▸ Extracted records
* Start *
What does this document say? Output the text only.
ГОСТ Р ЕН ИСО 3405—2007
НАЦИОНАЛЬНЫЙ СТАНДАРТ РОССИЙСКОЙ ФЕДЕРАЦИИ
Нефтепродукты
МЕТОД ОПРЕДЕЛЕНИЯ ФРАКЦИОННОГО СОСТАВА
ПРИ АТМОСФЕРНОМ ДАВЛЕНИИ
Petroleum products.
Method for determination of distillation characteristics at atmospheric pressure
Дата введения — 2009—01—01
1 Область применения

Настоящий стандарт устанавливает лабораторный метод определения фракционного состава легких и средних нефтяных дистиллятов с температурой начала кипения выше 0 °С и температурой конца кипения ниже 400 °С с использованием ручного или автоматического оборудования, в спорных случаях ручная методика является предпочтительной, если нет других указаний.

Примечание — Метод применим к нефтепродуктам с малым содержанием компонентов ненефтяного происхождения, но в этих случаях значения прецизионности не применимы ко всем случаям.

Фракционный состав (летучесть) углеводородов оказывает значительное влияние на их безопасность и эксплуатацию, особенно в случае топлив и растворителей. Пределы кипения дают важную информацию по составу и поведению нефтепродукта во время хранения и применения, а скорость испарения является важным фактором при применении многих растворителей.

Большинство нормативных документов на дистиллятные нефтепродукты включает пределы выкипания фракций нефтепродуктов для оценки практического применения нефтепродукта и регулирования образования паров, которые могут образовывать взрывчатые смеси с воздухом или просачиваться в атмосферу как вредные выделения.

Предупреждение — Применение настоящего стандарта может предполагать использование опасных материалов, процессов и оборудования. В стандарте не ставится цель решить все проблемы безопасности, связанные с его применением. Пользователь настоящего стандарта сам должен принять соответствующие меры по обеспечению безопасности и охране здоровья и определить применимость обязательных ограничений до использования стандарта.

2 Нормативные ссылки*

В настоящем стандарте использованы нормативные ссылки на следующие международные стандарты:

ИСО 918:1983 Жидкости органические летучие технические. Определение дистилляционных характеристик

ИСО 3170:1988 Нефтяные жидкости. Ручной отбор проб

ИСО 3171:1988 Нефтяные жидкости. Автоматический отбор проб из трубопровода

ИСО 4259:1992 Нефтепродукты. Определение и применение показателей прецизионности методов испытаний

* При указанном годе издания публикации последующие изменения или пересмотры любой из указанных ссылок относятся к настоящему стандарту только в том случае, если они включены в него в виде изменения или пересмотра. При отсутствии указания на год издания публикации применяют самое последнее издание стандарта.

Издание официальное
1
* End *
▸ Exercise instructions
Locate all lines in the listing above with the word "случаях". Copy them.

▸ Solution below
Настоящий стандарт устанавливает лабораторный метод определения фракционного состава легких и средних нефтяных дистиллятов с температурой начала кипения выше 0 °С и температурой конца кипения ниже 400 °С с использованием ручного или автоматического оборудования, в спорных случаях ручная методика является предпочтительной, если нет других указаний.
Примечание — Метод применим к нефтепродуктам с малым содержанием компонентов ненефтяного происхождения, но в этих случаях значения прецизионности не применимы ко всем случаям.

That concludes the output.